** START OF Extracted information **

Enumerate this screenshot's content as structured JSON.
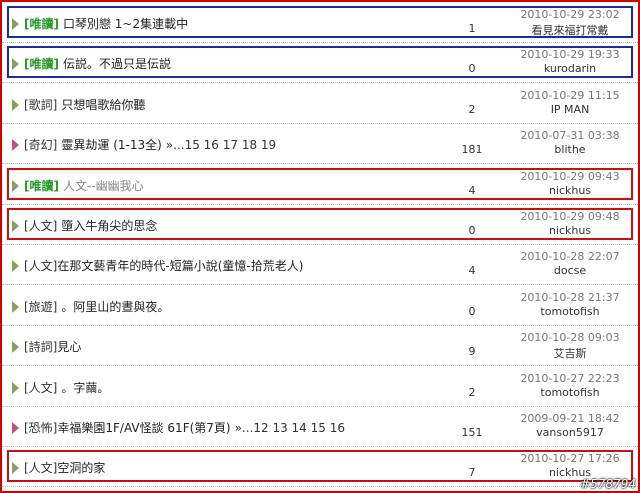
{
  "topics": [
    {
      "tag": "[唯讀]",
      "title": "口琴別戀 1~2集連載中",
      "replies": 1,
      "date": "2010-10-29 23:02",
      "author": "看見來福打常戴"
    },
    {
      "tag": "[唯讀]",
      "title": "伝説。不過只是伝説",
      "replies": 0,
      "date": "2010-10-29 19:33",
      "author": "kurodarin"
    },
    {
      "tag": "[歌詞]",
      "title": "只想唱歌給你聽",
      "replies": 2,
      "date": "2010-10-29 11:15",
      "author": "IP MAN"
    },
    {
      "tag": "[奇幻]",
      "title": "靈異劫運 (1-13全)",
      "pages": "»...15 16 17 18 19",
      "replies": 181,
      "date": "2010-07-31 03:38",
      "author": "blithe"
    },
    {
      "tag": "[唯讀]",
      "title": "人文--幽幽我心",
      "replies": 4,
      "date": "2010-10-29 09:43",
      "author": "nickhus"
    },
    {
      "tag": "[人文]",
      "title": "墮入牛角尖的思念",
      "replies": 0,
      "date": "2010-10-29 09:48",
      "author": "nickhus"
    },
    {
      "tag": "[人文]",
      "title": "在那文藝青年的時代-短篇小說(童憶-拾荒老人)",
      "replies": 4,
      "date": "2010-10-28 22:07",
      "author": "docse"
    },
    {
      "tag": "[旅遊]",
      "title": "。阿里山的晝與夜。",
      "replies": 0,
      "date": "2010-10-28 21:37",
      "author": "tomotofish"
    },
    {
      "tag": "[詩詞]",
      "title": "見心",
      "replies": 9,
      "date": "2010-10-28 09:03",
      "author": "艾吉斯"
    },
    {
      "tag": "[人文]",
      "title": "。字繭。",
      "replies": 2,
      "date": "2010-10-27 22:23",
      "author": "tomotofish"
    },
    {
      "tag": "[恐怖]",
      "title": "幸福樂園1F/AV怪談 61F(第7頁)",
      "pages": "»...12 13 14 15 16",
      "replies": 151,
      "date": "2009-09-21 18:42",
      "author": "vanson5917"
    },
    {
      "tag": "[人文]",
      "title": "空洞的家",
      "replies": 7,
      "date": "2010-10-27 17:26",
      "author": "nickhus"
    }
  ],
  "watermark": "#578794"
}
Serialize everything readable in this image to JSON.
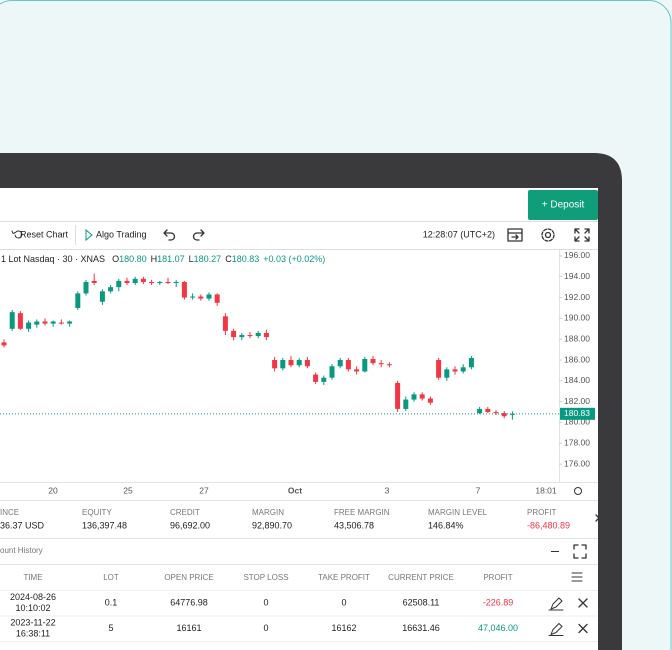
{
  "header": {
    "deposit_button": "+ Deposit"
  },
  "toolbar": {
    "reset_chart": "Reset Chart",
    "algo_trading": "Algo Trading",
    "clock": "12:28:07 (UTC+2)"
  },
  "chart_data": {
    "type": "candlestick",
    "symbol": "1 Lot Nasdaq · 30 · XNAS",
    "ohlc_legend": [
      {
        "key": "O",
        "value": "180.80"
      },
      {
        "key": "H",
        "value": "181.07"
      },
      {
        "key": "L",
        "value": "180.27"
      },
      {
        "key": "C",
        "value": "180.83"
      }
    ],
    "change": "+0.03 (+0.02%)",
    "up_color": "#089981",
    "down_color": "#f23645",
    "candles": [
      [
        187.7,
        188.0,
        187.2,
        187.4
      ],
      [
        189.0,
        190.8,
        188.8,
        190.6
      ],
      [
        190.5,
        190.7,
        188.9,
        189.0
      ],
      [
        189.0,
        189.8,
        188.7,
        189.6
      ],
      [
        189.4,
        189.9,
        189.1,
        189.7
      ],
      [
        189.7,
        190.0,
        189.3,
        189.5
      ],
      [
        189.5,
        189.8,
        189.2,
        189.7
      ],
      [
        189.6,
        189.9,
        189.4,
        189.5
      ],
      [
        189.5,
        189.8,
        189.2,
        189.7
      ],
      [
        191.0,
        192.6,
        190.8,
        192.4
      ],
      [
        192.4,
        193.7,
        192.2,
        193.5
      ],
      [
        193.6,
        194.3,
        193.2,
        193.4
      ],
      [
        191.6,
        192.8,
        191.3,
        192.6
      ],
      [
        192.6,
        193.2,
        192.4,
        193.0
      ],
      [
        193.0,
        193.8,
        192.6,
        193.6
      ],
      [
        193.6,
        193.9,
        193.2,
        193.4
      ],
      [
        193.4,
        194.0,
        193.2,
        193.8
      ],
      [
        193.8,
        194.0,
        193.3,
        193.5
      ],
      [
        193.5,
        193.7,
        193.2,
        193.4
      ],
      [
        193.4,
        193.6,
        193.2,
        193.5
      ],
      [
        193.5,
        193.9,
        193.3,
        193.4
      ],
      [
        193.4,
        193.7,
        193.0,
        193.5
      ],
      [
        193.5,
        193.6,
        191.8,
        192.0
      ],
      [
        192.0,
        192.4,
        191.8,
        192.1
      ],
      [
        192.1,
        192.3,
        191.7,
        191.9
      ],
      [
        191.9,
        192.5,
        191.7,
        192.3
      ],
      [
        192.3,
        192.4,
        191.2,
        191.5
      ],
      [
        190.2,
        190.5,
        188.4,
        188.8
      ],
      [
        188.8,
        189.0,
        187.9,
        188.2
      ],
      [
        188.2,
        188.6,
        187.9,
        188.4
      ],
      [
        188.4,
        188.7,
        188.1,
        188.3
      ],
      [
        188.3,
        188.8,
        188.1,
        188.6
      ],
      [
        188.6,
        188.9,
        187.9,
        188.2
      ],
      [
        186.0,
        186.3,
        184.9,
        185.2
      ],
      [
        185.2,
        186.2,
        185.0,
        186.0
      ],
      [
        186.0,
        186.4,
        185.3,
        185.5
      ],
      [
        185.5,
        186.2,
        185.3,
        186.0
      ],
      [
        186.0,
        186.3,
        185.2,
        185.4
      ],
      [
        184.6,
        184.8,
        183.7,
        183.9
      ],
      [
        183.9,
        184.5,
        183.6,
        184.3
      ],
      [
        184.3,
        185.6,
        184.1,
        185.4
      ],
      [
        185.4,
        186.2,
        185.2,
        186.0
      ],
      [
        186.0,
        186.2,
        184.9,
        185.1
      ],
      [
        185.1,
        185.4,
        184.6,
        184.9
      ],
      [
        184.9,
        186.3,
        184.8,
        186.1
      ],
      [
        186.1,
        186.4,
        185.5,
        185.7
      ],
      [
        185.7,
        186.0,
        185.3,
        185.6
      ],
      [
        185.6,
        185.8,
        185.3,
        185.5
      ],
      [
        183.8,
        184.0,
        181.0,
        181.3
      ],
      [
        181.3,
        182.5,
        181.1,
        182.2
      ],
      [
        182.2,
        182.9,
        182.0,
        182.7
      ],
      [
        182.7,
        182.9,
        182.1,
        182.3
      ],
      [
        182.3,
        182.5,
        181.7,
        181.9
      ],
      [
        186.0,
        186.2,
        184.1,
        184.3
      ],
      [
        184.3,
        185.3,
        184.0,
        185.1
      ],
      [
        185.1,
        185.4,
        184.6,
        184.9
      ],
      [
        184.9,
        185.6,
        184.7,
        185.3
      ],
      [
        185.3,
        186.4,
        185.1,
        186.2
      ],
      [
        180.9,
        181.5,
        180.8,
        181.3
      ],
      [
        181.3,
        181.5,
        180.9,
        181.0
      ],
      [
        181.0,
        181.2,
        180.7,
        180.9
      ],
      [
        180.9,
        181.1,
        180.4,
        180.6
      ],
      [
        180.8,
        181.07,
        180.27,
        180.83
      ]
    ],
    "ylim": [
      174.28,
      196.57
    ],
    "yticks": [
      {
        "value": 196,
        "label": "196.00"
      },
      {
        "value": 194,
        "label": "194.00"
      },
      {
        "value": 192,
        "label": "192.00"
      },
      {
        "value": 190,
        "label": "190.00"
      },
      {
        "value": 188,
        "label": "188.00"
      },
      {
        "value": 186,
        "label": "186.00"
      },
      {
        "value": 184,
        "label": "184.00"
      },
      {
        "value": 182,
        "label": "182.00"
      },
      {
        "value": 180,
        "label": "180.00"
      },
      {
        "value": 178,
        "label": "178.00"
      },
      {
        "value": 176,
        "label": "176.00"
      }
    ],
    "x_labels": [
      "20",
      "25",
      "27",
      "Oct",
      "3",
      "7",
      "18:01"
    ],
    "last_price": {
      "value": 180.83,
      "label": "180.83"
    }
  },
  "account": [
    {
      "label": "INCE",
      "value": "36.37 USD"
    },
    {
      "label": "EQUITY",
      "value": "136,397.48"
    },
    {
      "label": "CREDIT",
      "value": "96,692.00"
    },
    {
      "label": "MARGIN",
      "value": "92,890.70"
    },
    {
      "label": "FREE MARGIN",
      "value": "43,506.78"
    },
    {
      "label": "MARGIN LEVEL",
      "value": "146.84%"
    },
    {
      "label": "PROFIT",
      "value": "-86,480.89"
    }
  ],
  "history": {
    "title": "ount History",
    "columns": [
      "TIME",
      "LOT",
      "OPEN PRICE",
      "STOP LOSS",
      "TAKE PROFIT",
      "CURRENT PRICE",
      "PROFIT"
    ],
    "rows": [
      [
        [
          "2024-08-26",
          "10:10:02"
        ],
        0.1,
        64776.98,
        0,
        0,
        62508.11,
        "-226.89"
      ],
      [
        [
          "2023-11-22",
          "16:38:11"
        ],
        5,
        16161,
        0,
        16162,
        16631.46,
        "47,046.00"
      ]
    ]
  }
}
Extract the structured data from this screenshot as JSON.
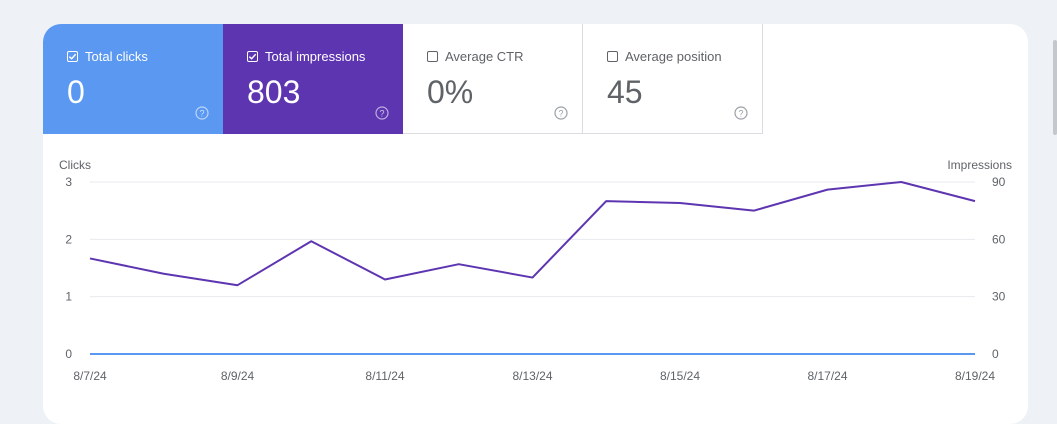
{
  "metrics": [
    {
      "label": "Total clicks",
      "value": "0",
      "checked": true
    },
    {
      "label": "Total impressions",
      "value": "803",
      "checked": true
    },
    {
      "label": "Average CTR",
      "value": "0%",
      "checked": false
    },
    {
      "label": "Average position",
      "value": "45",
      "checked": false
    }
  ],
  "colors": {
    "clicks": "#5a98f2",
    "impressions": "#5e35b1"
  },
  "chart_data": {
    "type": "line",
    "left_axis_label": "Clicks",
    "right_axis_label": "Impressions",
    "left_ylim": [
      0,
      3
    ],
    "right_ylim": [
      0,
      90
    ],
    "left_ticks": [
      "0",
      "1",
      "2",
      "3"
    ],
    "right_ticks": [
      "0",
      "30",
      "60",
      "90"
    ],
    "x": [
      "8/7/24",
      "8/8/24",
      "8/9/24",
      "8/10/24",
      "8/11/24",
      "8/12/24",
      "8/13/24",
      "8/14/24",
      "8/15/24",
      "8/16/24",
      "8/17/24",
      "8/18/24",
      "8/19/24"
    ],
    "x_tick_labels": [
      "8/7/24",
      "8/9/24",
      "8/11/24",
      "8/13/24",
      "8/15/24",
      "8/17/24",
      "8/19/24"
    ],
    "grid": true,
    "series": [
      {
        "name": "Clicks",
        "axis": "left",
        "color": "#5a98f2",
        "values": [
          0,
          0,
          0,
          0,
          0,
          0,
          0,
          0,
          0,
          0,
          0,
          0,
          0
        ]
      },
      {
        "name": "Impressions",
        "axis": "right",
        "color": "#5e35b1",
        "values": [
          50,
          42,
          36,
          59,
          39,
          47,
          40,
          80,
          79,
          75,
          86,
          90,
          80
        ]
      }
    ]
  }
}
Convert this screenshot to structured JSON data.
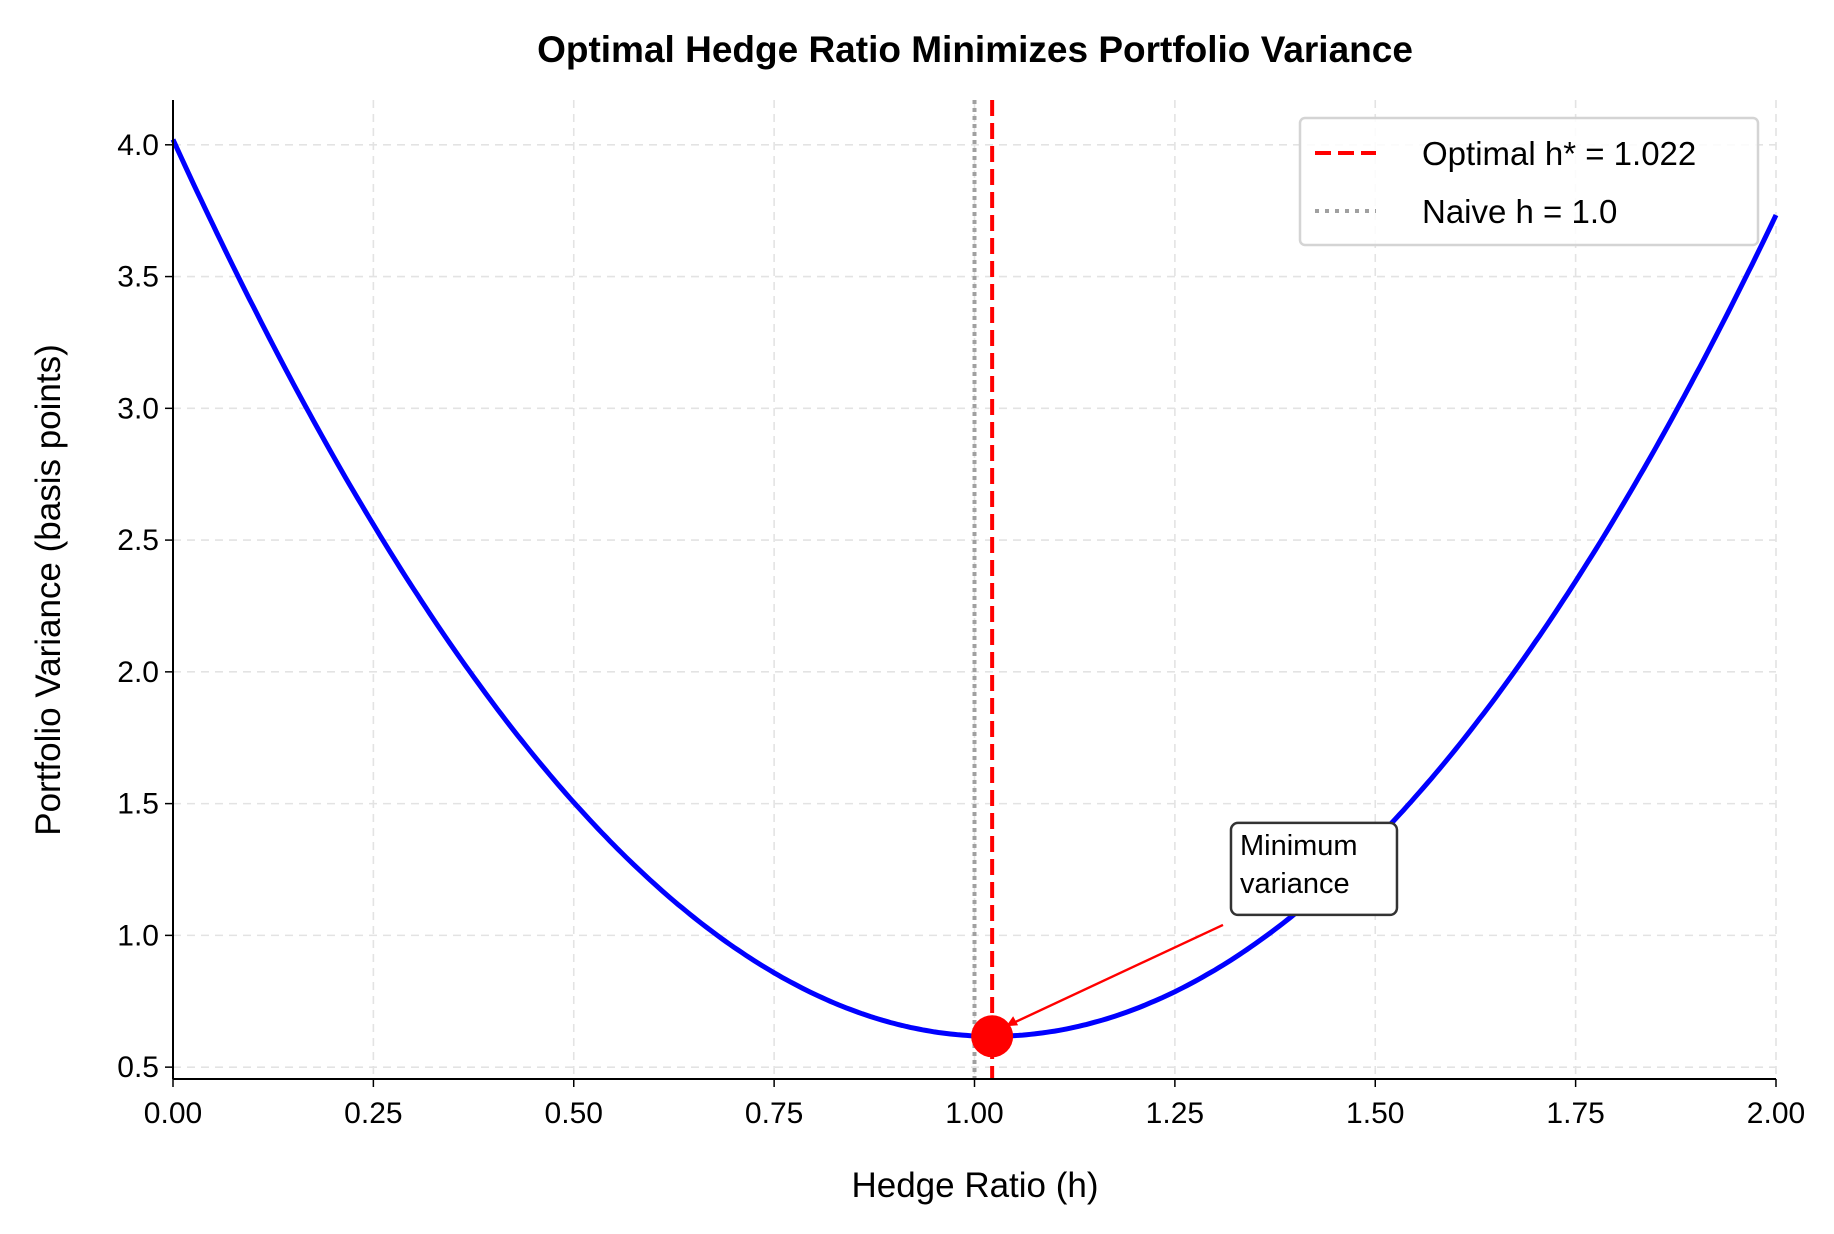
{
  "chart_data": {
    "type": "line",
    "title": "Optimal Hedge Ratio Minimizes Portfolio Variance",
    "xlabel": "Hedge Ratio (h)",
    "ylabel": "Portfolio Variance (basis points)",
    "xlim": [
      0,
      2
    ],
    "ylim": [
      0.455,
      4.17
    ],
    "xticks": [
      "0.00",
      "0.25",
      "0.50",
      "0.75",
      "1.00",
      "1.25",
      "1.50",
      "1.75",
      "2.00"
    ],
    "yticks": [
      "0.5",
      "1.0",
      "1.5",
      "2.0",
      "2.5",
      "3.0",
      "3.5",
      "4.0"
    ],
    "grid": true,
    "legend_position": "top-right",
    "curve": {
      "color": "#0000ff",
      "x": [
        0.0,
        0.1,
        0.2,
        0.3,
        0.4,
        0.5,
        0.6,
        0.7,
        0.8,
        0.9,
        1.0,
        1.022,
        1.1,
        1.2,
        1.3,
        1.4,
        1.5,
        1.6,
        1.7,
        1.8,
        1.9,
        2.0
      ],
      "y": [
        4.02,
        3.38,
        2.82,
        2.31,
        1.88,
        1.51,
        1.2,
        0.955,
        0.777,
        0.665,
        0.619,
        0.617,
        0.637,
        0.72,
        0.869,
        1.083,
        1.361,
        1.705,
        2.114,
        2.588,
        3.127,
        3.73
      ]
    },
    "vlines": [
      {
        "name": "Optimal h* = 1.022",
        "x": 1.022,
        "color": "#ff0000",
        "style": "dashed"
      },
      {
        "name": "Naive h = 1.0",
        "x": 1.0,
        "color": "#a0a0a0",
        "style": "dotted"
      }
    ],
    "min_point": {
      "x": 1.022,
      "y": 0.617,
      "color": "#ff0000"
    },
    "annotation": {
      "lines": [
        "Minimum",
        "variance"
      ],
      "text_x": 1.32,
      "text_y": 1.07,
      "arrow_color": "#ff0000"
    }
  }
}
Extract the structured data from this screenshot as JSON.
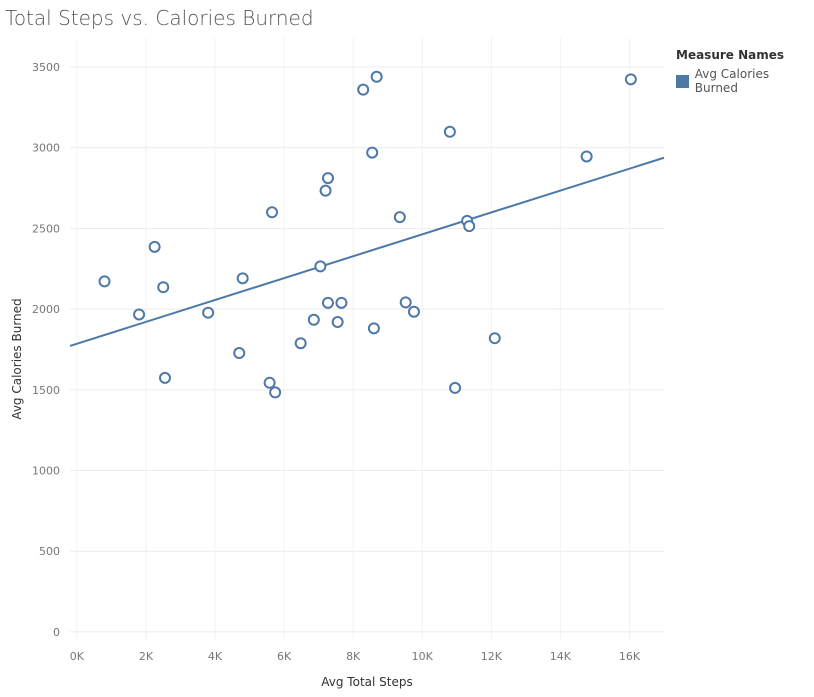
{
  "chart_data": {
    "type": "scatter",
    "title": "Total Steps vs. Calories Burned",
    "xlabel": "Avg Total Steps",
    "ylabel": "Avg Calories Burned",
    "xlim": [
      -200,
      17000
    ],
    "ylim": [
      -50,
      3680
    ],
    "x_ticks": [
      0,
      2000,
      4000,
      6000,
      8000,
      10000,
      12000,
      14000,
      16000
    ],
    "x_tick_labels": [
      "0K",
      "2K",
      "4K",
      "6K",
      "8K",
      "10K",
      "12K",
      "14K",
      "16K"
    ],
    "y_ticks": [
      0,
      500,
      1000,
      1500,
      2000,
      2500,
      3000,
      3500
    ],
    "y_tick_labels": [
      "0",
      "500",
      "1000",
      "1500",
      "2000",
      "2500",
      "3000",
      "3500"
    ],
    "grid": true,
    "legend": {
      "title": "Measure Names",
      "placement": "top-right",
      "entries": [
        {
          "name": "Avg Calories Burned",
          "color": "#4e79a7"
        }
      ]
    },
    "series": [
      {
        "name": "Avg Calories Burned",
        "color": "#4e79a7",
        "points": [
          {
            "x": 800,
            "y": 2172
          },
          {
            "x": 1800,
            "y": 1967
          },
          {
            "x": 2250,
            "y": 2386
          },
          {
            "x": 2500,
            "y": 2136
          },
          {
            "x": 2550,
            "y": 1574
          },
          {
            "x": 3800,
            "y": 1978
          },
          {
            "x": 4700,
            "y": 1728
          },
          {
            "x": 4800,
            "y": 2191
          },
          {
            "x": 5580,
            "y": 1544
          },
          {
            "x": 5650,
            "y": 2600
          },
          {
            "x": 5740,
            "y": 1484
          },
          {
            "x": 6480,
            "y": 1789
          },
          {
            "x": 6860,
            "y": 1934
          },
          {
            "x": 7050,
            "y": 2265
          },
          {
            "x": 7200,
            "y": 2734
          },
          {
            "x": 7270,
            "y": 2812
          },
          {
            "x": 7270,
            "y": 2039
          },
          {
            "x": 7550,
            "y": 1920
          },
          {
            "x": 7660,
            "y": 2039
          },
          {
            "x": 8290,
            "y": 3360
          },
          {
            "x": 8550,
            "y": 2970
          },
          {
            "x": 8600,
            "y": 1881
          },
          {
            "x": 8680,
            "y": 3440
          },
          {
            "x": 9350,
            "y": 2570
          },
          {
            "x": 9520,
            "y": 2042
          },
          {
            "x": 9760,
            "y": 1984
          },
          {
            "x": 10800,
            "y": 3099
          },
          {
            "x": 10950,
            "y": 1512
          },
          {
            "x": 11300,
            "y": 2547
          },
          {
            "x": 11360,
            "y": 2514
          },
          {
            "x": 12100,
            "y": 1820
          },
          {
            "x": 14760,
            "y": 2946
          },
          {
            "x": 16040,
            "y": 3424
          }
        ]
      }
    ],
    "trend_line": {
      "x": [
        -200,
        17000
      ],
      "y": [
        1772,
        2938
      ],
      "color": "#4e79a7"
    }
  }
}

** END OF Extracted information **

What you need to do: Select, from the listing, all lines that include the word "author".

Response below:
      "author": "看見來福打常戴"
      "author": "kurodarin"
      "author": "IP MAN"
      "author": "blithe"
      "author": "nickhus"
      "author": "nickhus"
      "author": "docse"
      "author": "tomotofish"
      "author": "艾吉斯"
      "author": "tomotofish"
      "author": "vanson5917"
      "author": "nickhus"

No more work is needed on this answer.